[Data entries]
- - -

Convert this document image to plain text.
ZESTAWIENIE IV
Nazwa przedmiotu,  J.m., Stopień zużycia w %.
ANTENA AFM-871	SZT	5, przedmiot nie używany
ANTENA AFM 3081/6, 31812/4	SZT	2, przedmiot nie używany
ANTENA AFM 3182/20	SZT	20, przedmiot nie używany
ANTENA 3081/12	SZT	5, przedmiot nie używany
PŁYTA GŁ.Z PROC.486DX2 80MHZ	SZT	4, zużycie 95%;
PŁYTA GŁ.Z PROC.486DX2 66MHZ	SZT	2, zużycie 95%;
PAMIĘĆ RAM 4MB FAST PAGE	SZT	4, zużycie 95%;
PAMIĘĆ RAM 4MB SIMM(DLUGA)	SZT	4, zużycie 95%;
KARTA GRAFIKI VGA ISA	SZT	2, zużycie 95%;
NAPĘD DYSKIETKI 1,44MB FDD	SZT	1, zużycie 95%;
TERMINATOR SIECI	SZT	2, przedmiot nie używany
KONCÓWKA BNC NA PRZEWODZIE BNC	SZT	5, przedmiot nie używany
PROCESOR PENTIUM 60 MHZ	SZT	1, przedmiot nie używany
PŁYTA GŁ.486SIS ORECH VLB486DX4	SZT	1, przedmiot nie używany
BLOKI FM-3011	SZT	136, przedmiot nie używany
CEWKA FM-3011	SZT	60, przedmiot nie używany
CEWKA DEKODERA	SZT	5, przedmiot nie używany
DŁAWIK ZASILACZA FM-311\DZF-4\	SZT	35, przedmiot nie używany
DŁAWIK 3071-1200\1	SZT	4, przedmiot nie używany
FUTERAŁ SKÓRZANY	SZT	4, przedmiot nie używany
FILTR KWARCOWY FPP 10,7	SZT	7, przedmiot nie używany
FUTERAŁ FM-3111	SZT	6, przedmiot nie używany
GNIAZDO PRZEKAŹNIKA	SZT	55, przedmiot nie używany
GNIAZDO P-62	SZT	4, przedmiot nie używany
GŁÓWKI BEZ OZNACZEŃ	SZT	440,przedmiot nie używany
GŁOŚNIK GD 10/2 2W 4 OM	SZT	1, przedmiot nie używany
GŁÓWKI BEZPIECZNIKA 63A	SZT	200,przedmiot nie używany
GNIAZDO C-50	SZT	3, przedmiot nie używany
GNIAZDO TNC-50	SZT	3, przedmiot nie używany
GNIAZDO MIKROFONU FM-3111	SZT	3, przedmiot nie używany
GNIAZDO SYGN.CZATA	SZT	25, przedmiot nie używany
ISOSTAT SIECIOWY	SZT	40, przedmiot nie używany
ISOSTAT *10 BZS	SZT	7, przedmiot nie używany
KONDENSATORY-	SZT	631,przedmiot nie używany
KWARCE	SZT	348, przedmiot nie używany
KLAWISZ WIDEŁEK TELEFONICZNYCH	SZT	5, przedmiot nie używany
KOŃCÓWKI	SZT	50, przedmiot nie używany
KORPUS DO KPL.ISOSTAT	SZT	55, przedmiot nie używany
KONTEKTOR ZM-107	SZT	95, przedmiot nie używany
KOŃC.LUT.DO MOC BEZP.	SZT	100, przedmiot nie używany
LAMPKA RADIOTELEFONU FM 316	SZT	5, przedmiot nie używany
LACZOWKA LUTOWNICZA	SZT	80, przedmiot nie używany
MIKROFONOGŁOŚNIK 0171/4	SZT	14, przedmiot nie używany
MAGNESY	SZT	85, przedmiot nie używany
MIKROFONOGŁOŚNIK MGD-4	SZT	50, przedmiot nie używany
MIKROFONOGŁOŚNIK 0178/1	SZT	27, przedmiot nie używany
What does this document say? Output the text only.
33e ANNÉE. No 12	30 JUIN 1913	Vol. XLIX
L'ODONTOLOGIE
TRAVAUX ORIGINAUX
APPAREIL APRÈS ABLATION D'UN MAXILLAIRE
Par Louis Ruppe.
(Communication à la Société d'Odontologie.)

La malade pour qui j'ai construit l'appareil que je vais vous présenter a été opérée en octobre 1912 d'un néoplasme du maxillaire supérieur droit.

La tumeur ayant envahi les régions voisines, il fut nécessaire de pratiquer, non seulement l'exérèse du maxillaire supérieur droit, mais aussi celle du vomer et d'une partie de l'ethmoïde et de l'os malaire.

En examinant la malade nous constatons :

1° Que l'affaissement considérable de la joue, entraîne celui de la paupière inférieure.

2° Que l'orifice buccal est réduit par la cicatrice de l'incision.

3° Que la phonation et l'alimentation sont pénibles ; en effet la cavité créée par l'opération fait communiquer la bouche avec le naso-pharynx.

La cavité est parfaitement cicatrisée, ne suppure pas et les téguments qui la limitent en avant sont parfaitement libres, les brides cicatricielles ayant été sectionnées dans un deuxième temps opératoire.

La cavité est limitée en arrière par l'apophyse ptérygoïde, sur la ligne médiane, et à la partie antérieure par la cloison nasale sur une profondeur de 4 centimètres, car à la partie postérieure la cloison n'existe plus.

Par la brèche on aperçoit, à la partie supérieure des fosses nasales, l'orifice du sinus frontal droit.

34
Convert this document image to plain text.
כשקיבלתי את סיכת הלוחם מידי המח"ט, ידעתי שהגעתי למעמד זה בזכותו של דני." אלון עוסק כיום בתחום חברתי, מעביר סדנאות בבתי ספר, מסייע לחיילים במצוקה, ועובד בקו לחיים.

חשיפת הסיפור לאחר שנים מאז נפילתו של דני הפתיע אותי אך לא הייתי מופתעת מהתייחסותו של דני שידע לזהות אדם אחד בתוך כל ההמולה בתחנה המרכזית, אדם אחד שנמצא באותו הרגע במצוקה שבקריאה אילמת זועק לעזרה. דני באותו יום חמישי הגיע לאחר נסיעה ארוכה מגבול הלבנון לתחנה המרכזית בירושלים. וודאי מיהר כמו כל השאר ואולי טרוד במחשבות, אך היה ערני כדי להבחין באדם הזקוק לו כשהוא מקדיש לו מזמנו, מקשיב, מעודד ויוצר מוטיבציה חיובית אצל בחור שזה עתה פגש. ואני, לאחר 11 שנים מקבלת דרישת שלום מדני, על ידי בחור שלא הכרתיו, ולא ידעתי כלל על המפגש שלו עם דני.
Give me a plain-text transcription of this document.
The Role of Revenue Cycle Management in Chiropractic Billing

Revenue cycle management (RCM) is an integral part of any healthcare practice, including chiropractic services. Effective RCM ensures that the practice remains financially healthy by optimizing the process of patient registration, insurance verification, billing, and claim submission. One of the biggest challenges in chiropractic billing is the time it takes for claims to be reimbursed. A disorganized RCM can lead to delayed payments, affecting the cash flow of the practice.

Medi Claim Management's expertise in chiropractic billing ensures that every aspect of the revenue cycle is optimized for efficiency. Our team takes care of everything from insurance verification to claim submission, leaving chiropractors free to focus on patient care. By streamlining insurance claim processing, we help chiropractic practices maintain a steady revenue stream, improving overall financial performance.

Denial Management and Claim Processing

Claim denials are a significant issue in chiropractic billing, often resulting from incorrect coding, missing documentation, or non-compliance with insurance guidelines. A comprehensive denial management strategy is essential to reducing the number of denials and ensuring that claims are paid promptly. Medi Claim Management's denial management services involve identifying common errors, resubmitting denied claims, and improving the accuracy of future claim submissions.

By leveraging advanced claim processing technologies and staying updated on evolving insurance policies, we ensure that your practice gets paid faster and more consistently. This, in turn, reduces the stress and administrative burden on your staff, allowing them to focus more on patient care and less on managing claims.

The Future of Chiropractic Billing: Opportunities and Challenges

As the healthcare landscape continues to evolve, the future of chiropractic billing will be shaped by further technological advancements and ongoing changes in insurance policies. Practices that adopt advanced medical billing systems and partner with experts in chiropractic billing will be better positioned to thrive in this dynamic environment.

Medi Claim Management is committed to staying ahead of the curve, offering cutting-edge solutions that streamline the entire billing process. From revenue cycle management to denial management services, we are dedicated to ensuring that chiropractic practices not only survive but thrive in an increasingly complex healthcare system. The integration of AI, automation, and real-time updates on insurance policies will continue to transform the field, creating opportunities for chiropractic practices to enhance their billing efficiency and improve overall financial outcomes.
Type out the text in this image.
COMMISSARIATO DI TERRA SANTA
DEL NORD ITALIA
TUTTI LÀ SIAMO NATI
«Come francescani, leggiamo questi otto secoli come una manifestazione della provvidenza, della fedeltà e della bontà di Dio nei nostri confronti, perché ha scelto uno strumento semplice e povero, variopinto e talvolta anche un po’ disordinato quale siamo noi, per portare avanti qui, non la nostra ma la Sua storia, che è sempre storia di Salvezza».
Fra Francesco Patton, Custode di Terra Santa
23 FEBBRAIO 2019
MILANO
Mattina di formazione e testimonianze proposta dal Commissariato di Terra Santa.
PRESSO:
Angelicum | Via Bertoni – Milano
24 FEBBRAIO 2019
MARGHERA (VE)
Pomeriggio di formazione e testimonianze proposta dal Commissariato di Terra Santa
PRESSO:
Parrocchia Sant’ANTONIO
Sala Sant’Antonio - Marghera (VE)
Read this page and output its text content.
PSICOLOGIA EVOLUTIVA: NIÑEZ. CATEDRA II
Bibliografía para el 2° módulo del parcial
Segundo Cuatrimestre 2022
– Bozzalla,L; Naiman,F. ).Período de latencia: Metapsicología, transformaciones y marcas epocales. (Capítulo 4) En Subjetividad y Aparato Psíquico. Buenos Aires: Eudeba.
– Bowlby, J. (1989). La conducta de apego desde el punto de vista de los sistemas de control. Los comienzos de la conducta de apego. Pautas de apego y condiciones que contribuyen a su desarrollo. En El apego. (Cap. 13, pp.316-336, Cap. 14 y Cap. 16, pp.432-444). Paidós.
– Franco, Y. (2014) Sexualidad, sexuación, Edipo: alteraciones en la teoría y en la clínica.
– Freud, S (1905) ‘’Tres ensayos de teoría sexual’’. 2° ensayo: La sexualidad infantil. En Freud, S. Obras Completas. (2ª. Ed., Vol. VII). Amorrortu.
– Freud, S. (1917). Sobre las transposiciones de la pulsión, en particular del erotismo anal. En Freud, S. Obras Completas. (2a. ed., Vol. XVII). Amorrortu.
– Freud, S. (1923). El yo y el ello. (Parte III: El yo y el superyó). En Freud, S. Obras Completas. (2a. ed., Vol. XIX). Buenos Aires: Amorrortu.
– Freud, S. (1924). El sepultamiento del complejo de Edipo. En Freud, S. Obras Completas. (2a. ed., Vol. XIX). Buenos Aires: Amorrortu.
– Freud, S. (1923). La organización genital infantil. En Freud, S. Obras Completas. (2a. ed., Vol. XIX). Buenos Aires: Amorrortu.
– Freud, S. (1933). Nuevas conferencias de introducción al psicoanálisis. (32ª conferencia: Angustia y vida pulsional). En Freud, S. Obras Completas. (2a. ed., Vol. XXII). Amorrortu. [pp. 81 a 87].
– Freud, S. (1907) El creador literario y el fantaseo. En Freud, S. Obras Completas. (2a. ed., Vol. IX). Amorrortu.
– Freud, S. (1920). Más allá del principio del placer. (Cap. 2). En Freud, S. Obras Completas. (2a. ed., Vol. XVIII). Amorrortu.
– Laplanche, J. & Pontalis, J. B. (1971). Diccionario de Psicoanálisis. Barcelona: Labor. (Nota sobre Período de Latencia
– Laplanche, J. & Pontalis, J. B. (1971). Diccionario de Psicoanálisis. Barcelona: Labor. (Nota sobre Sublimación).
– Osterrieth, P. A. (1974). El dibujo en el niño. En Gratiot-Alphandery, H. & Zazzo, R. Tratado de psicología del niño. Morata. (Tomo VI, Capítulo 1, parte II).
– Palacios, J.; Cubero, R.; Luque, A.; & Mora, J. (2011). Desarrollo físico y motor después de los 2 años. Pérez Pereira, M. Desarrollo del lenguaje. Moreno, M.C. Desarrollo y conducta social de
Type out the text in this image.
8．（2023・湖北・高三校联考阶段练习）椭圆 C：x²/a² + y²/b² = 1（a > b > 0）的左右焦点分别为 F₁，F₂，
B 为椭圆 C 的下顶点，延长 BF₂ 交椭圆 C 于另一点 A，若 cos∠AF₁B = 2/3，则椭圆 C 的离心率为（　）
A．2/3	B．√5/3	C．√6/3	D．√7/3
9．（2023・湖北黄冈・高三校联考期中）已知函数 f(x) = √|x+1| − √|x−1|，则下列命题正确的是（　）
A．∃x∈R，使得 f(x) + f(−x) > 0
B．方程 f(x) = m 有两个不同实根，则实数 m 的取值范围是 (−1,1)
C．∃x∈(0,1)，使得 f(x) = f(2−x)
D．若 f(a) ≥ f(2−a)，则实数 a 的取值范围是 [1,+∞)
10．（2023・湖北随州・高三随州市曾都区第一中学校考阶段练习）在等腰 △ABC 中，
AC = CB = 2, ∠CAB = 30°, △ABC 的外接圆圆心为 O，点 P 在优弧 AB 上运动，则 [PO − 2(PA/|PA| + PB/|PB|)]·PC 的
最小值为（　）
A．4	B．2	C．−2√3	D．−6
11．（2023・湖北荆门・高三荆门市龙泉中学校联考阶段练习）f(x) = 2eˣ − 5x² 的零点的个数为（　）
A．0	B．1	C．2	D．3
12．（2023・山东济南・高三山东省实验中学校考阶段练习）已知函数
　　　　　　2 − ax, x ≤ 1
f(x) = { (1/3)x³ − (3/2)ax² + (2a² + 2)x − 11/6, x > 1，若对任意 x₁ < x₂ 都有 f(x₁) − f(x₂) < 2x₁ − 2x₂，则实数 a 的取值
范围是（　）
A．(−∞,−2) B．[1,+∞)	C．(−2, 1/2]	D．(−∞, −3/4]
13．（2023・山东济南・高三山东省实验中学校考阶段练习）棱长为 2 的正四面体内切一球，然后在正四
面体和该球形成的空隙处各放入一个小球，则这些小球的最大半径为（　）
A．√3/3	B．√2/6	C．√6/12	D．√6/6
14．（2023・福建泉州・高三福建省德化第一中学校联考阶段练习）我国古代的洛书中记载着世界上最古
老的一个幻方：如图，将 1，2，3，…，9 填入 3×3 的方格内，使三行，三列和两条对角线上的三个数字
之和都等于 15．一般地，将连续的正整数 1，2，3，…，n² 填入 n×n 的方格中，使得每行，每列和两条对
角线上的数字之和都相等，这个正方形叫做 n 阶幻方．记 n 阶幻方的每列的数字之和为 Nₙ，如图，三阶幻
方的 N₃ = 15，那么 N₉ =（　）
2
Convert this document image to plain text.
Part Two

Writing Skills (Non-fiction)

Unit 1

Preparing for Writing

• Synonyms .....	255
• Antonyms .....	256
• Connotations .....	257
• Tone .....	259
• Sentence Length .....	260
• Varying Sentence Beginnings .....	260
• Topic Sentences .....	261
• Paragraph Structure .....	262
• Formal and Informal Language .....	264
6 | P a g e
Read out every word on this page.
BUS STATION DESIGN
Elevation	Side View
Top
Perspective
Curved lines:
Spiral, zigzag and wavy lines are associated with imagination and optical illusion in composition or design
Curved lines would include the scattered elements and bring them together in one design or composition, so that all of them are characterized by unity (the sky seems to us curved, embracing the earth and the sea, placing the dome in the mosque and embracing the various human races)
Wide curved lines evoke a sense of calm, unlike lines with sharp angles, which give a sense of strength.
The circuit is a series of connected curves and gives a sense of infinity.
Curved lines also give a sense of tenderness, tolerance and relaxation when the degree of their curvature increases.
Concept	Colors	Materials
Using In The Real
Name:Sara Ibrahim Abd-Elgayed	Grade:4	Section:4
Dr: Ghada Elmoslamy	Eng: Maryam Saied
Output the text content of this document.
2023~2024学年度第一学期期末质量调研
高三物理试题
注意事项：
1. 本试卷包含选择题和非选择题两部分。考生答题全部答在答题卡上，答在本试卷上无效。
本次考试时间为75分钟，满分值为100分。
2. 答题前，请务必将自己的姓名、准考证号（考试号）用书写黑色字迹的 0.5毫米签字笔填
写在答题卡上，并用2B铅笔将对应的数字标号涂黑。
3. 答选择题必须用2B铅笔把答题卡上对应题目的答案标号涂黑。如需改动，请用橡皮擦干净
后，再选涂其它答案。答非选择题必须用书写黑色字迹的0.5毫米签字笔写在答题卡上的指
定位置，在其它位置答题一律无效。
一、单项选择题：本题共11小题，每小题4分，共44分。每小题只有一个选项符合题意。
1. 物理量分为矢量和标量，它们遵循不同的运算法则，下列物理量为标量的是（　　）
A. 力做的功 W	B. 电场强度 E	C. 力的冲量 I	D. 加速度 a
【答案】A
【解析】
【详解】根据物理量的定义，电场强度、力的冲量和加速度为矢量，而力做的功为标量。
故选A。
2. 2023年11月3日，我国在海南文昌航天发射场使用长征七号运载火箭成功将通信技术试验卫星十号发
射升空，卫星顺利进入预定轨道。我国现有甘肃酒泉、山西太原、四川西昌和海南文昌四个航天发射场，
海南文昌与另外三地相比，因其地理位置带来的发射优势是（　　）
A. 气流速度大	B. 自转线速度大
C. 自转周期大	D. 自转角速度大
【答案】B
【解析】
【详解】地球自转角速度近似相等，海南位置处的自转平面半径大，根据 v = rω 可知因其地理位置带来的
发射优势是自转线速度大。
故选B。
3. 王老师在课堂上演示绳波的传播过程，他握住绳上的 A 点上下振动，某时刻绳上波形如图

- - -

* What is asked
Your task is to gather all lines from the entries above that hold the word "山东济南".

* Written solution
12．（2023・山东济南・高三山东省实验中学校考阶段练习）已知函数
13．（2023・山东济南・高三山东省实验中学校考阶段练习）棱长为 2 的正四面体内切一球，然后在正四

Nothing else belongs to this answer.